[Start of Passage]
The second data set includes measurements recorded at the roof platform of the main building of the Leipzig Institute of Meteorology (LIM). The observations included in this work were conducted from 17 December 2020 to 6 March 2022. Leipzig is located in central Europe and is predominantly influenced by continental air masses, anthropogenic pollution (Baars et al.2016), and occasional mineral dust events (Seifert et al.2010). A more in-depth analysis of aerosol contributions for both sites can be found in Radenz et al. (2021).

3 Methodology

This section introduces the machine learning methodology used to derive a spatio-temporal liquid cloud droplet probability distribution directly from spectra of the vertically pointing Doppler cloud radar. A CNN is trained on radar Doppler spectra using the atmospheric target classification retrieved by the Cloudnet algorithm (Illingworth et al.2007; Tukiainen et al.2020a) as supervisor. An example is given in Fig. 2. Firstly, the pre-processing of Doppler radar spectra and sampling of features is presented in Sect. 3.1. Secondly, Cloudnet processing is done to derive the hydrometeor target classification reference labels for the training data, explained in Sect. 3.2. Section 3.3 describes the machine learning model, followed by introducing the training and validation data sets in Sect. 3.4. Information about the training process is given in Sect. 3.5. Post-processing steps are described in Sect. 3.6, and validation metrics are presented in Sect. 3.7.
[End of Passage]
[Start of Supplied data]
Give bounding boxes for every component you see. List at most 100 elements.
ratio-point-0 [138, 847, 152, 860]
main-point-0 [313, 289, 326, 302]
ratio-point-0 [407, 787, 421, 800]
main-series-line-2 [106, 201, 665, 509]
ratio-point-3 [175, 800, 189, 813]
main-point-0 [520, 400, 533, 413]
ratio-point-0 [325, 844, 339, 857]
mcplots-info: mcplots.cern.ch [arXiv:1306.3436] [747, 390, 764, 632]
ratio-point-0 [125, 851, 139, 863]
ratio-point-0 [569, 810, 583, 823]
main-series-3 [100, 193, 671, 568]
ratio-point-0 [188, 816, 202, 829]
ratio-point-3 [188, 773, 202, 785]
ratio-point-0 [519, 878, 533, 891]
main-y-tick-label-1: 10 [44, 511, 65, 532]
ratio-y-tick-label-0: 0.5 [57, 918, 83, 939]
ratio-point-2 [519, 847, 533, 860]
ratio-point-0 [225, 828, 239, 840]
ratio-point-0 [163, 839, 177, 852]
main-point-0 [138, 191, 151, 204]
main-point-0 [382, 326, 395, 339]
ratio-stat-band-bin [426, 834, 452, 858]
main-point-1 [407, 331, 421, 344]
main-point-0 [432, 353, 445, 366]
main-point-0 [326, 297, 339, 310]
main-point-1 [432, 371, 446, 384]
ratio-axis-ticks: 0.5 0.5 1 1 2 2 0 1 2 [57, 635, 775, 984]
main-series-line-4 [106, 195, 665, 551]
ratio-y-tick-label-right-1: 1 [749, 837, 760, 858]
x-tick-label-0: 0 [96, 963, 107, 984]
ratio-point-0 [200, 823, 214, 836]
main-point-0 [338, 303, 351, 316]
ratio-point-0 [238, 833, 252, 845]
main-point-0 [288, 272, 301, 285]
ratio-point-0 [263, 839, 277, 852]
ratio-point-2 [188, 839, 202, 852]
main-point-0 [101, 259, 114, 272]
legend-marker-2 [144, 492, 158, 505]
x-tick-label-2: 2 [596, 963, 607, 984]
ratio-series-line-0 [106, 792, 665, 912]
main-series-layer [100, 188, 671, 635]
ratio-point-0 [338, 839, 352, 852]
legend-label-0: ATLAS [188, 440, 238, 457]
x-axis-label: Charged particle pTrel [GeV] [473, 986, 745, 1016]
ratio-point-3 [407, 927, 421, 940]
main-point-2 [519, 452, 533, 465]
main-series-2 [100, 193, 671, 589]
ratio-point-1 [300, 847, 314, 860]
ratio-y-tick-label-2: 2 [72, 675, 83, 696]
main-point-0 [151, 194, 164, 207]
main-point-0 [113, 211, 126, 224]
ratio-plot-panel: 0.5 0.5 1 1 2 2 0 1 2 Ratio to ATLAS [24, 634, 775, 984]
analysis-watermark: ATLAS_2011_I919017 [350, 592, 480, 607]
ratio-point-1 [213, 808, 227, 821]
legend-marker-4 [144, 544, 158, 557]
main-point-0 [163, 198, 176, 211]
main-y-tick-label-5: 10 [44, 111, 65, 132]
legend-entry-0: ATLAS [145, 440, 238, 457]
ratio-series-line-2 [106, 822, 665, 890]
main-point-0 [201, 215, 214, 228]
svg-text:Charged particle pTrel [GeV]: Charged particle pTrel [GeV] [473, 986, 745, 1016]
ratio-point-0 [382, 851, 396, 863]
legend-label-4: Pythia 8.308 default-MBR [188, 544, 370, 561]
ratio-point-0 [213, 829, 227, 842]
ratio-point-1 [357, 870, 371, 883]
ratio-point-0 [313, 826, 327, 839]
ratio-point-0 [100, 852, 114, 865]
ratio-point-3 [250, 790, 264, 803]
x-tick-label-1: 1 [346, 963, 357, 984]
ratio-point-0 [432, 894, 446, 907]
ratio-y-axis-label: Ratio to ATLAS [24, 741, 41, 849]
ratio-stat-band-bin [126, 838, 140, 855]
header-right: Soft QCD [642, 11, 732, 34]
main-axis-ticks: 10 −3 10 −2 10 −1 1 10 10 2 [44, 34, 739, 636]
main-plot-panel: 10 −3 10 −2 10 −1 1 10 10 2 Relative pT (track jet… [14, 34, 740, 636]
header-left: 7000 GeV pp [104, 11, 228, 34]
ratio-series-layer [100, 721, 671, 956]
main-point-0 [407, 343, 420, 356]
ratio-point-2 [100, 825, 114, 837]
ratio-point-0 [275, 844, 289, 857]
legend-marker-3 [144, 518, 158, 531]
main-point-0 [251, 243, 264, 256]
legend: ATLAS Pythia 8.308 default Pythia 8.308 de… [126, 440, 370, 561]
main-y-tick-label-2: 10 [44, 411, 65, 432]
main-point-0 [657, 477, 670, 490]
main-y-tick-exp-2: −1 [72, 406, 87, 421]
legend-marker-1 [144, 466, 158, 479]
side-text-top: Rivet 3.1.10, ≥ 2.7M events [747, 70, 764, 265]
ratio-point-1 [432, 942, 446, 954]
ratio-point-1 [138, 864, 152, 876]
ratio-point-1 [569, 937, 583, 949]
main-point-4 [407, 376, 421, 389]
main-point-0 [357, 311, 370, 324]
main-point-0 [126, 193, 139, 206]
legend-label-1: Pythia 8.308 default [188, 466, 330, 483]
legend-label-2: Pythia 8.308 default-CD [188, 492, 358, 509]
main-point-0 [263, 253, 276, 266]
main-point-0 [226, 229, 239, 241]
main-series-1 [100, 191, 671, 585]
[End of Supplied data]
Rewrite the section of the passage that opens with "The second data" and closes with "Radenz et al. (2021).", replacing "roof platform" with "rooftop platform".

• Written response:
The second data set includes measurements recorded at the rooftop platform of the main building of the Leipzig Institute of Meteorology (LIM). The observations included in this work were conducted from 17 December 2020 to 6 March 2022. Leipzig is located in central Europe and is predominantly influenced by continental air masses, anthropogenic pollution (Baars et al.2016), and occasional mineral dust events (Seifert et al.2010). A more in-depth analysis of aerosol contributions for both sites can be found in Radenz et al. (2021).